▶ Task instructions: Please put the lines of region boundary data below into a numbered list, skipping any blank lines. Leave the pictures out of your answer.

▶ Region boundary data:
►
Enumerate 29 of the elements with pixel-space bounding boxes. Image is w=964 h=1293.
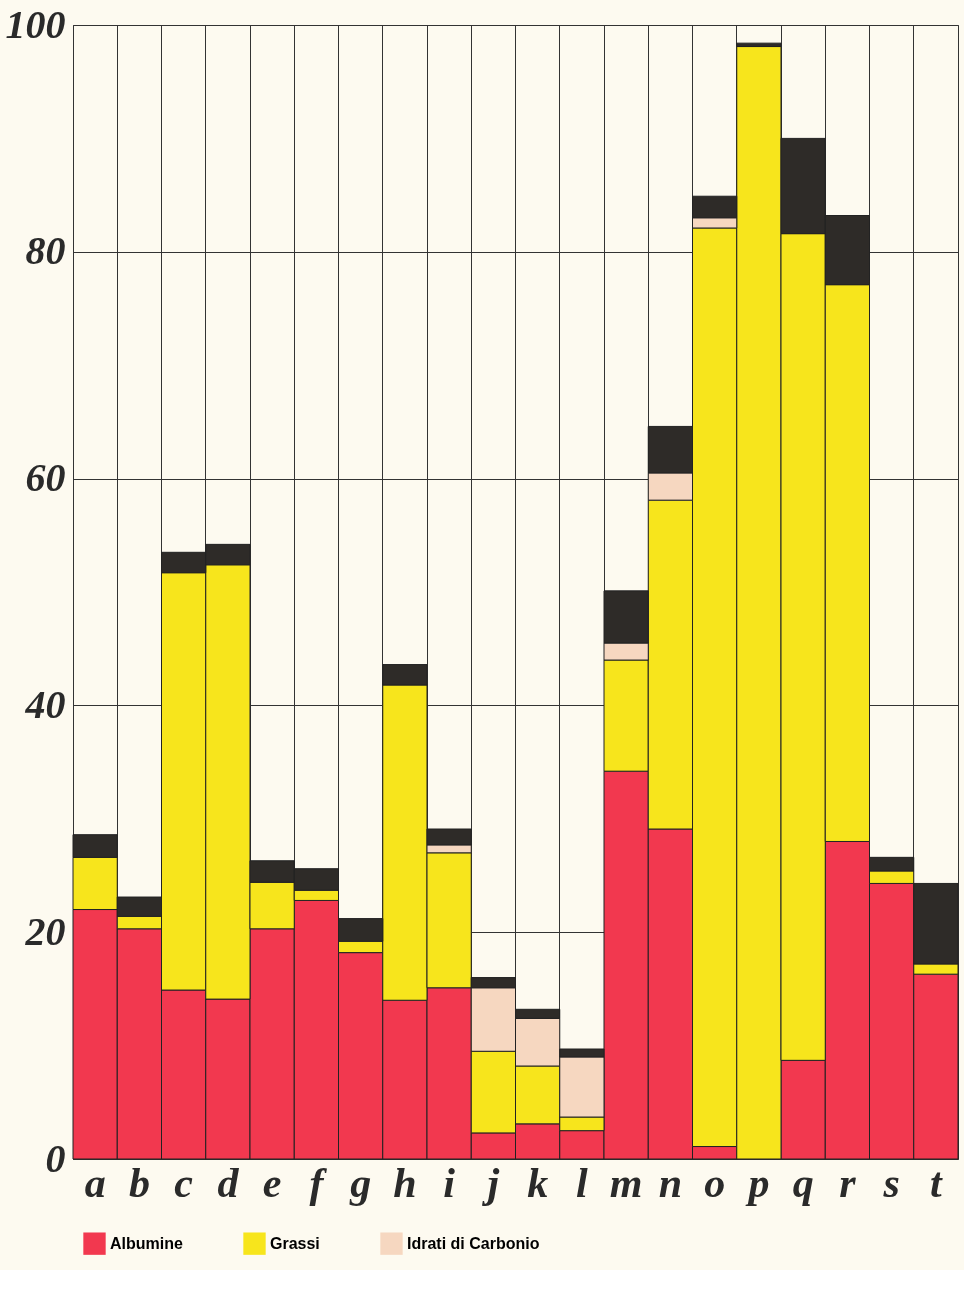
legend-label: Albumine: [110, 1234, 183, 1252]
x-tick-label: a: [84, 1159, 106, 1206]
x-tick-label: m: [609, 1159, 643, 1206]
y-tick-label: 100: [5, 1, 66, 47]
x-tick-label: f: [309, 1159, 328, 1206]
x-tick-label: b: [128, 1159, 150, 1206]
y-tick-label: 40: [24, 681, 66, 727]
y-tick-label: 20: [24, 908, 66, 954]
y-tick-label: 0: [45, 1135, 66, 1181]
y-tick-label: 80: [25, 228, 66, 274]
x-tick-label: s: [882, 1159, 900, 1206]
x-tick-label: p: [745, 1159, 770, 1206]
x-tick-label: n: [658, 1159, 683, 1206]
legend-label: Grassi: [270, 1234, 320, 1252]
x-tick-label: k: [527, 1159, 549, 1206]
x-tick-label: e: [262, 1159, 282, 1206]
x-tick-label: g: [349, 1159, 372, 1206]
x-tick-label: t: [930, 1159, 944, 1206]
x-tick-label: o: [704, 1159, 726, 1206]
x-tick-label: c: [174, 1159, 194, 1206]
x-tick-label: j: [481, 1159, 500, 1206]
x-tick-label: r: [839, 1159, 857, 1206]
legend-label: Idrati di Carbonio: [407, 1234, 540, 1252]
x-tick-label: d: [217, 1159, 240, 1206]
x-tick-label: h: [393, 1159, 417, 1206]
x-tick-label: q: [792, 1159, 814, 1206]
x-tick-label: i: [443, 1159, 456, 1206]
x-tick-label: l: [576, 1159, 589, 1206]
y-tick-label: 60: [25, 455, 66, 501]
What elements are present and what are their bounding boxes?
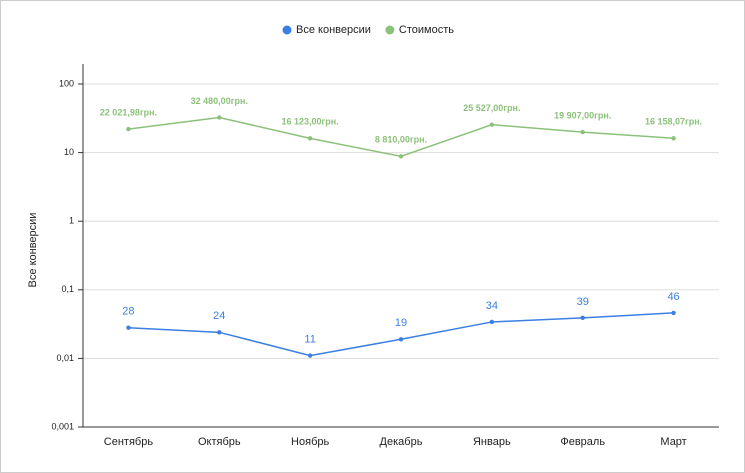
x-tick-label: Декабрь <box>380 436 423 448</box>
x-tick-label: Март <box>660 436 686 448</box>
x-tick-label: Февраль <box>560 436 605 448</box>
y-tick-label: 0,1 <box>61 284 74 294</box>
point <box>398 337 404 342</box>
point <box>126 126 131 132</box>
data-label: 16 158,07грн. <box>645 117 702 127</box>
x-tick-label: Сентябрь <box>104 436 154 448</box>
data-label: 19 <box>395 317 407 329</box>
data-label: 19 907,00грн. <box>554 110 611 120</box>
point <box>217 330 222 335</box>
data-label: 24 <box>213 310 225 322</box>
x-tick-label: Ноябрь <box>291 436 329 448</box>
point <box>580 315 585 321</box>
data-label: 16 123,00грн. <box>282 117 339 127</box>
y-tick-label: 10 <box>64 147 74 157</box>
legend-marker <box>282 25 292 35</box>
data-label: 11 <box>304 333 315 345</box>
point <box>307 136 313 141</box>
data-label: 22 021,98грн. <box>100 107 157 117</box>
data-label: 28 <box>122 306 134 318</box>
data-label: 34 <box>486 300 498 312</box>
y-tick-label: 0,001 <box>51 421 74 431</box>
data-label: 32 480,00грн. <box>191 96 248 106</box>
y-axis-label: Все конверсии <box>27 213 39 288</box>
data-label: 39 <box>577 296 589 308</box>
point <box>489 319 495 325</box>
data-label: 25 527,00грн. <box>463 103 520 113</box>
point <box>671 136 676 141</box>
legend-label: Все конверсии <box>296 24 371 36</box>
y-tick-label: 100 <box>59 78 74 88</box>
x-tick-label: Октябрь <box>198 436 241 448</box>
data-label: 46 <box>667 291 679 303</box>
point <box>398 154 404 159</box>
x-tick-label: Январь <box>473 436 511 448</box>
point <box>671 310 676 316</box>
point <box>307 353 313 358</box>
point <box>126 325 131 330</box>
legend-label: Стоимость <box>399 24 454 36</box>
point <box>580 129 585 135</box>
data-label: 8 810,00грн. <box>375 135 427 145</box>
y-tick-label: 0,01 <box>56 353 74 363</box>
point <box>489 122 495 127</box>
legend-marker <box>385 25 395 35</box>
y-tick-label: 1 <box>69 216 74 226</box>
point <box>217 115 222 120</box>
◄
▶ Response:
1. Enumerate 29 of the elements with pixel-space bounding boxes. Image is w=964 h=1293.
2. legend-label: Albumine: [110, 1234, 183, 1252]
3. x-tick-label: a: [84, 1159, 106, 1206]
4. x-tick-label: m: [609, 1159, 643, 1206]
5. y-tick-label: 100: [5, 1, 66, 47]
6. x-tick-label: f: [309, 1159, 328, 1206]
7. x-tick-label: b: [128, 1159, 150, 1206]
8. y-tick-label: 40: [24, 681, 66, 727]
9. y-tick-label: 20: [24, 908, 66, 954]
10. y-tick-label: 0: [45, 1135, 66, 1181]
11. y-tick-label: 80: [25, 228, 66, 274]
12. x-tick-label: s: [882, 1159, 900, 1206]
13. x-tick-label: p: [745, 1159, 770, 1206]
14. x-tick-label: n: [658, 1159, 683, 1206]
15. legend-label: Grassi: [270, 1234, 320, 1252]
16. x-tick-label: k: [527, 1159, 549, 1206]
17. x-tick-label: e: [262, 1159, 282, 1206]
18. x-tick-label: g: [349, 1159, 372, 1206]
19. x-tick-label: t: [930, 1159, 944, 1206]
20. x-tick-label: o: [704, 1159, 726, 1206]
21. x-tick-label: c: [174, 1159, 194, 1206]
22. x-tick-label: j: [481, 1159, 500, 1206]
23. x-tick-label: r: [839, 1159, 857, 1206]
24. legend-label: Idrati di Carbonio: [407, 1234, 540, 1252]
25. x-tick-label: d: [217, 1159, 240, 1206]
26. x-tick-label: h: [393, 1159, 417, 1206]
27. x-tick-label: q: [792, 1159, 814, 1206]
28. x-tick-label: i: [443, 1159, 456, 1206]
29. x-tick-label: l: [576, 1159, 589, 1206]
30. y-tick-label: 60: [25, 455, 66, 501]
31. What elements are present and what are their bounding boxes?
32. x-tick-label: Декабрь <box>380 436 423 448</box>
33. x-tick-label: Март <box>660 436 686 448</box>
34. x-tick-label: Февраль <box>560 436 605 448</box>
35. y-tick-label: 0,1 <box>61 284 74 294</box>
36. point <box>398 337 404 342</box>
37. point <box>126 126 131 132</box>
38. data-label: 16 158,07грн. <box>645 117 702 127</box>
39. x-tick-label: Сентябрь <box>104 436 154 448</box>
40. data-label: 19 <box>395 317 407 329</box>
41. data-label: 19 907,00грн. <box>554 110 611 120</box>
42. point <box>217 330 222 335</box>
43. data-label: 24 <box>213 310 225 322</box>
44. x-tick-label: Ноябрь <box>291 436 329 448</box>
45. point <box>580 315 585 321</box>
46. data-label: 16 123,00грн. <box>282 117 339 127</box>
47. y-tick-label: 10 <box>64 147 74 157</box>
48. legend-marker <box>282 25 292 35</box>
49. data-label: 11 <box>304 333 315 345</box>
50. point <box>307 136 313 141</box>
51. data-label: 22 021,98грн. <box>100 107 157 117</box>
52. data-label: 28 <box>122 306 134 318</box>
53. data-label: 34 <box>486 300 498 312</box>
54. y-tick-label: 0,001 <box>51 421 74 431</box>
55. data-label: 32 480,00грн. <box>191 96 248 106</box>
56. y-axis-label: Все конверсии <box>27 213 39 288</box>
57. data-label: 39 <box>577 296 589 308</box>
58. point <box>489 319 495 325</box>
59. data-label: 25 527,00грн. <box>463 103 520 113</box>
60. point <box>671 136 676 141</box>
61. legend-label: Все конверсии <box>296 24 371 36</box>
62. y-tick-label: 100 <box>59 78 74 88</box>
63. x-tick-label: Октябрь <box>198 436 241 448</box>
64. data-label: 46 <box>667 291 679 303</box>
65. point <box>398 154 404 159</box>
66. x-tick-label: Январь <box>473 436 511 448</box>
67. point <box>671 310 676 316</box>
68. point <box>307 353 313 358</box>
69. point <box>126 325 131 330</box>
70. legend-label: Стоимость <box>399 24 454 36</box>
71. point <box>580 129 585 135</box>
72. data-label: 8 810,00грн. <box>375 135 427 145</box>
73. y-tick-label: 0,01 <box>56 353 74 363</box>
74. point <box>489 122 495 127</box>
75. legend-marker <box>385 25 395 35</box>
76. y-tick-label: 1 <box>69 216 74 226</box>
77. point <box>217 115 222 120</box>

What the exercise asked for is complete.